-- START MATERIAL PROVIDED --
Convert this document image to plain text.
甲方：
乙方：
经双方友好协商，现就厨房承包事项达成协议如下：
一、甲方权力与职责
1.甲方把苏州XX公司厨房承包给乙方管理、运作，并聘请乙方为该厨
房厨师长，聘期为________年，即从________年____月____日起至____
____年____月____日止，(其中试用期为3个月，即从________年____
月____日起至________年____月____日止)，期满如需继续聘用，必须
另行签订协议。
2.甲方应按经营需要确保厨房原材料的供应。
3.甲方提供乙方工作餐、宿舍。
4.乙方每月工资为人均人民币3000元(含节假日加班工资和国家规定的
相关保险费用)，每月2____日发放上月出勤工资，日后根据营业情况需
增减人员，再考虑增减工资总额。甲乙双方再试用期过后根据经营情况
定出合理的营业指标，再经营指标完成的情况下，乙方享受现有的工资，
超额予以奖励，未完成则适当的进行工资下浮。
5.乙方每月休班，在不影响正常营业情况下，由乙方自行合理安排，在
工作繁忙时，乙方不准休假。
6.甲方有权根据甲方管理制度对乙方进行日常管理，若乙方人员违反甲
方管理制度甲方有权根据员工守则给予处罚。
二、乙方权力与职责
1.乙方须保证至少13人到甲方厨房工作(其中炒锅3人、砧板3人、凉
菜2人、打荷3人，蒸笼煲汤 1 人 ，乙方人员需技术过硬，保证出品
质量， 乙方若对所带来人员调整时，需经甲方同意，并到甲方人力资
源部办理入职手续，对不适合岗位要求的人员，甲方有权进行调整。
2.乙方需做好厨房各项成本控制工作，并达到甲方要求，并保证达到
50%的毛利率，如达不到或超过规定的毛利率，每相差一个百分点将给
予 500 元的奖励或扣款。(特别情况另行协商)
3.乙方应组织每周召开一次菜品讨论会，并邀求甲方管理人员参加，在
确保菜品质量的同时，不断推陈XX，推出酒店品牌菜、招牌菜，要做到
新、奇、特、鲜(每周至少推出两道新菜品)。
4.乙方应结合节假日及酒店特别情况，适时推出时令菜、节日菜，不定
-- END MATERIAL PROVIDED --
- THE REQUEST: Extract all of the data above and output it character for character.

- RESULT FOR THIS TASK:
Convert this document image to plain text.
甲方：
乙方：
经双方友好协商，现就厨房承包事项达成协议如下：
一、甲方权力与职责
1.甲方把苏州XX公司厨房承包给乙方管理、运作，并聘请乙方为该厨
房厨师长，聘期为________年，即从________年____月____日起至____
____年____月____日止，(其中试用期为3个月，即从________年____
月____日起至________年____月____日止)，期满如需继续聘用，必须
另行签订协议。
2.甲方应按经营需要确保厨房原材料的供应。
3.甲方提供乙方工作餐、宿舍。
4.乙方每月工资为人均人民币3000元(含节假日加班工资和国家规定的
相关保险费用)，每月2____日发放上月出勤工资，日后根据营业情况需
增减人员，再考虑增减工资总额。甲乙双方再试用期过后根据经营情况
定出合理的营业指标，再经营指标完成的情况下，乙方享受现有的工资，
超额予以奖励，未完成则适当的进行工资下浮。
5.乙方每月休班，在不影响正常营业情况下，由乙方自行合理安排，在
工作繁忙时，乙方不准休假。
6.甲方有权根据甲方管理制度对乙方进行日常管理，若乙方人员违反甲
方管理制度甲方有权根据员工守则给予处罚。
二、乙方权力与职责
1.乙方须保证至少13人到甲方厨房工作(其中炒锅3人、砧板3人、凉
菜2人、打荷3人，蒸笼煲汤 1 人 ，乙方人员需技术过硬，保证出品
质量， 乙方若对所带来人员调整时，需经甲方同意，并到甲方人力资
源部办理入职手续，对不适合岗位要求的人员，甲方有权进行调整。
2.乙方需做好厨房各项成本控制工作，并达到甲方要求，并保证达到
50%的毛利率，如达不到或超过规定的毛利率，每相差一个百分点将给
予 500 元的奖励或扣款。(特别情况另行协商)
3.乙方应组织每周召开一次菜品讨论会，并邀求甲方管理人员参加，在
确保菜品质量的同时，不断推陈XX，推出酒店品牌菜、招牌菜，要做到
新、奇、特、鲜(每周至少推出两道新菜品)。
4.乙方应结合节假日及酒店特别情况，适时推出时令菜、节日菜，不定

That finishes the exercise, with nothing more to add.